[Data extracted from a collection]
=======

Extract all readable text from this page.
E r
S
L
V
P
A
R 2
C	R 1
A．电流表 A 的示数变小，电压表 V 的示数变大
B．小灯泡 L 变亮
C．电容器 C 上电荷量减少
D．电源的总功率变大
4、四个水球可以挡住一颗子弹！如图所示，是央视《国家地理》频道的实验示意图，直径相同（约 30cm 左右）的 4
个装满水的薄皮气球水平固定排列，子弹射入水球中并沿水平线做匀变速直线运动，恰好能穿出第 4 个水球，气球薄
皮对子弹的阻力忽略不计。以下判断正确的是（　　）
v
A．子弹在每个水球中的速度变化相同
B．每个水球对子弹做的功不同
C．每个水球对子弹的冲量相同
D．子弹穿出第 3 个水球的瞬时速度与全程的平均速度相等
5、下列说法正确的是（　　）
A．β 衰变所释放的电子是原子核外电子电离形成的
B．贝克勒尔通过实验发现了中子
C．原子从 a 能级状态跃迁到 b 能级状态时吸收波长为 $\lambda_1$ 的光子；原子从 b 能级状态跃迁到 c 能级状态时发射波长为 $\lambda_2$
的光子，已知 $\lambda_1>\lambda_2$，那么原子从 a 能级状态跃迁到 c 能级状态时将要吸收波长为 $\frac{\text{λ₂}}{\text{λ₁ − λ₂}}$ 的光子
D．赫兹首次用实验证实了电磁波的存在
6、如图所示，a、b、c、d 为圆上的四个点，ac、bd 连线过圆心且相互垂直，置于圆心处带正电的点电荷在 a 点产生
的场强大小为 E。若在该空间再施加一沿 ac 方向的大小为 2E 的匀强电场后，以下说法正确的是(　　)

=======

--- EXERCISE BRIEF ---
Print every record above exactly as written.

--- SOLVED PROBLEM ---
Extract all readable text from this page.
E r
S
L
V
P
A
R 2
C	R 1
A．电流表 A 的示数变小，电压表 V 的示数变大
B．小灯泡 L 变亮
C．电容器 C 上电荷量减少
D．电源的总功率变大
4、四个水球可以挡住一颗子弹！如图所示，是央视《国家地理》频道的实验示意图，直径相同（约 30cm 左右）的 4
个装满水的薄皮气球水平固定排列，子弹射入水球中并沿水平线做匀变速直线运动，恰好能穿出第 4 个水球，气球薄
皮对子弹的阻力忽略不计。以下判断正确的是（　　）
v
A．子弹在每个水球中的速度变化相同
B．每个水球对子弹做的功不同
C．每个水球对子弹的冲量相同
D．子弹穿出第 3 个水球的瞬时速度与全程的平均速度相等
5、下列说法正确的是（　　）
A．β 衰变所释放的电子是原子核外电子电离形成的
B．贝克勒尔通过实验发现了中子
C．原子从 a 能级状态跃迁到 b 能级状态时吸收波长为 $\lambda_1$ 的光子；原子从 b 能级状态跃迁到 c 能级状态时发射波长为 $\lambda_2$
的光子，已知 $\lambda_1>\lambda_2$，那么原子从 a 能级状态跃迁到 c 能级状态时将要吸收波长为 $\frac{\text{λ₂}}{\text{λ₁ − λ₂}}$ 的光子
D．赫兹首次用实验证实了电磁波的存在
6、如图所示，a、b、c、d 为圆上的四个点，ac、bd 连线过圆心且相互垂直，置于圆心处带正电的点电荷在 a 点产生
的场强大小为 E。若在该空间再施加一沿 ac 方向的大小为 2E 的匀强电场后，以下说法正确的是(　　)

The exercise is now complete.